— start of Material —
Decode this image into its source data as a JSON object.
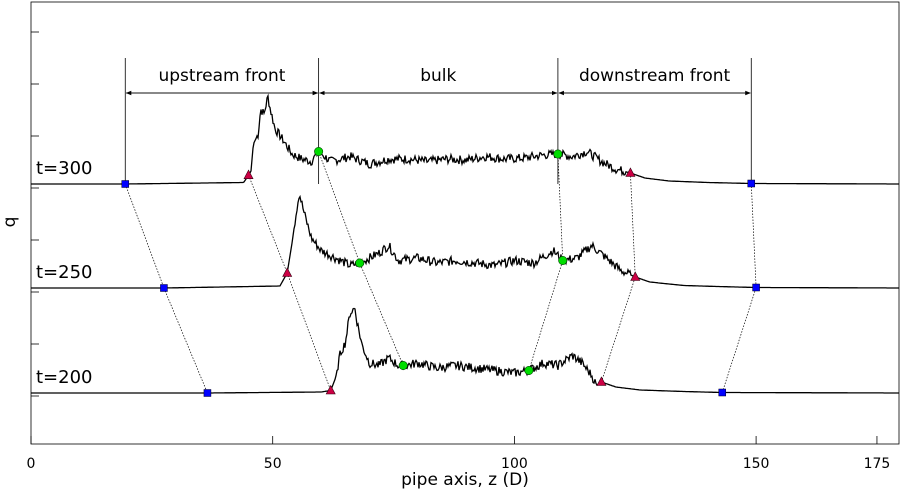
{
  "chart_data": {
    "type": "line",
    "title": "",
    "xlabel": "pipe axis, z (D)",
    "ylabel": "q",
    "xlim": [
      0,
      180
    ],
    "x_ticks": [
      0,
      50,
      100,
      150,
      175
    ],
    "y_ticks": 8,
    "grid": false,
    "region_labels": [
      {
        "label": "upstream front",
        "start": 19.5,
        "end": 59.5
      },
      {
        "label": "bulk",
        "start": 59.5,
        "end": 109
      },
      {
        "label": "downstream front",
        "start": 109,
        "end": 149
      }
    ],
    "series": [
      {
        "name": "t=300",
        "points": [
          {
            "z": 0,
            "q": 0
          },
          {
            "z": 19.5,
            "q": 0
          },
          {
            "z": 44,
            "q": 0.03
          },
          {
            "z": 45.5,
            "q": 0.25
          },
          {
            "z": 46,
            "q": 0.8
          },
          {
            "z": 47,
            "q": 1.0
          },
          {
            "z": 47.5,
            "q": 1.5
          },
          {
            "z": 48.2,
            "q": 1.4
          },
          {
            "z": 49,
            "q": 1.75
          },
          {
            "z": 49.5,
            "q": 1.5
          },
          {
            "z": 50.5,
            "q": 1.1
          },
          {
            "z": 52,
            "q": 0.9
          },
          {
            "z": 54,
            "q": 0.6
          },
          {
            "z": 56,
            "q": 0.5
          },
          {
            "z": 58,
            "q": 0.45
          },
          {
            "z": 59.5,
            "q": 0.65
          },
          {
            "z": 62,
            "q": 0.45
          },
          {
            "z": 66,
            "q": 0.55
          },
          {
            "z": 70,
            "q": 0.4
          },
          {
            "z": 74,
            "q": 0.5
          },
          {
            "z": 78,
            "q": 0.5
          },
          {
            "z": 82,
            "q": 0.45
          },
          {
            "z": 86,
            "q": 0.5
          },
          {
            "z": 90,
            "q": 0.48
          },
          {
            "z": 94,
            "q": 0.55
          },
          {
            "z": 98,
            "q": 0.5
          },
          {
            "z": 102,
            "q": 0.52
          },
          {
            "z": 106,
            "q": 0.58
          },
          {
            "z": 109,
            "q": 0.6
          },
          {
            "z": 112,
            "q": 0.55
          },
          {
            "z": 115,
            "q": 0.65
          },
          {
            "z": 118,
            "q": 0.45
          },
          {
            "z": 121,
            "q": 0.3
          },
          {
            "z": 124,
            "q": 0.22
          },
          {
            "z": 127,
            "q": 0.12
          },
          {
            "z": 132,
            "q": 0.06
          },
          {
            "z": 140,
            "q": 0.03
          },
          {
            "z": 149,
            "q": 0.01
          },
          {
            "z": 180,
            "q": 0
          }
        ],
        "markers": [
          {
            "shape": "square",
            "color": "#0000ff",
            "z": 19.5
          },
          {
            "shape": "triangle",
            "color": "#cc0044",
            "z": 45
          },
          {
            "shape": "circle",
            "color": "#00dd00",
            "z": 59.5
          },
          {
            "shape": "circle",
            "color": "#00dd00",
            "z": 109
          },
          {
            "shape": "triangle",
            "color": "#cc0044",
            "z": 124
          },
          {
            "shape": "square",
            "color": "#0000ff",
            "z": 149
          }
        ]
      },
      {
        "name": "t=250",
        "points": [
          {
            "z": 0,
            "q": 0
          },
          {
            "z": 27.5,
            "q": 0
          },
          {
            "z": 51.5,
            "q": 0.04
          },
          {
            "z": 53,
            "q": 0.3
          },
          {
            "z": 54,
            "q": 0.9
          },
          {
            "z": 55,
            "q": 1.6
          },
          {
            "z": 55.5,
            "q": 1.9
          },
          {
            "z": 56.5,
            "q": 1.5
          },
          {
            "z": 58,
            "q": 1.0
          },
          {
            "z": 60,
            "q": 0.75
          },
          {
            "z": 63,
            "q": 0.6
          },
          {
            "z": 66,
            "q": 0.45
          },
          {
            "z": 68,
            "q": 0.5
          },
          {
            "z": 72,
            "q": 0.7
          },
          {
            "z": 74,
            "q": 0.85
          },
          {
            "z": 76,
            "q": 0.55
          },
          {
            "z": 80,
            "q": 0.6
          },
          {
            "z": 84,
            "q": 0.5
          },
          {
            "z": 88,
            "q": 0.55
          },
          {
            "z": 92,
            "q": 0.5
          },
          {
            "z": 96,
            "q": 0.45
          },
          {
            "z": 100,
            "q": 0.55
          },
          {
            "z": 104,
            "q": 0.5
          },
          {
            "z": 108,
            "q": 0.75
          },
          {
            "z": 110,
            "q": 0.55
          },
          {
            "z": 113,
            "q": 0.6
          },
          {
            "z": 116,
            "q": 0.85
          },
          {
            "z": 119,
            "q": 0.6
          },
          {
            "z": 122,
            "q": 0.35
          },
          {
            "z": 125,
            "q": 0.22
          },
          {
            "z": 128,
            "q": 0.12
          },
          {
            "z": 135,
            "q": 0.05
          },
          {
            "z": 142,
            "q": 0.03
          },
          {
            "z": 150,
            "q": 0.01
          },
          {
            "z": 180,
            "q": 0
          }
        ],
        "markers": [
          {
            "shape": "square",
            "color": "#0000ff",
            "z": 27.5
          },
          {
            "shape": "triangle",
            "color": "#cc0044",
            "z": 53
          },
          {
            "shape": "circle",
            "color": "#00dd00",
            "z": 68
          },
          {
            "shape": "circle",
            "color": "#00dd00",
            "z": 110
          },
          {
            "shape": "triangle",
            "color": "#cc0044",
            "z": 125
          },
          {
            "shape": "square",
            "color": "#0000ff",
            "z": 150
          }
        ]
      },
      {
        "name": "t=200",
        "points": [
          {
            "z": 0,
            "q": 0
          },
          {
            "z": 36.5,
            "q": 0
          },
          {
            "z": 60,
            "q": 0.02
          },
          {
            "z": 62,
            "q": 0.05
          },
          {
            "z": 63,
            "q": 0.3
          },
          {
            "z": 64,
            "q": 0.8
          },
          {
            "z": 65,
            "q": 1.0
          },
          {
            "z": 66,
            "q": 1.6
          },
          {
            "z": 67,
            "q": 1.7
          },
          {
            "z": 67.5,
            "q": 1.4
          },
          {
            "z": 68.5,
            "q": 0.95
          },
          {
            "z": 70,
            "q": 0.6
          },
          {
            "z": 72,
            "q": 0.55
          },
          {
            "z": 74,
            "q": 0.7
          },
          {
            "z": 76,
            "q": 0.55
          },
          {
            "z": 77.5,
            "q": 0.55
          },
          {
            "z": 80,
            "q": 0.6
          },
          {
            "z": 84,
            "q": 0.5
          },
          {
            "z": 88,
            "q": 0.55
          },
          {
            "z": 92,
            "q": 0.5
          },
          {
            "z": 96,
            "q": 0.45
          },
          {
            "z": 100,
            "q": 0.4
          },
          {
            "z": 103,
            "q": 0.45
          },
          {
            "z": 106,
            "q": 0.6
          },
          {
            "z": 109,
            "q": 0.55
          },
          {
            "z": 112,
            "q": 0.75
          },
          {
            "z": 114,
            "q": 0.6
          },
          {
            "z": 116,
            "q": 0.35
          },
          {
            "z": 117,
            "q": 0.15
          },
          {
            "z": 118,
            "q": 0.22
          },
          {
            "z": 121,
            "q": 0.12
          },
          {
            "z": 126,
            "q": 0.06
          },
          {
            "z": 135,
            "q": 0.03
          },
          {
            "z": 143,
            "q": 0.01
          },
          {
            "z": 180,
            "q": 0
          }
        ],
        "markers": [
          {
            "shape": "square",
            "color": "#0000ff",
            "z": 36.5
          },
          {
            "shape": "triangle",
            "color": "#cc0044",
            "z": 62
          },
          {
            "shape": "circle",
            "color": "#00dd00",
            "z": 77
          },
          {
            "shape": "circle",
            "color": "#00dd00",
            "z": 103
          },
          {
            "shape": "triangle",
            "color": "#cc0044",
            "z": 118
          },
          {
            "shape": "square",
            "color": "#0000ff",
            "z": 143
          }
        ]
      }
    ],
    "line_color": "#000000"
  }
}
— end of Material —
▶ [Do this] Lines containing the word "front" are to be counted in the listing; state their number alone.

▶ [Completed exercise] 2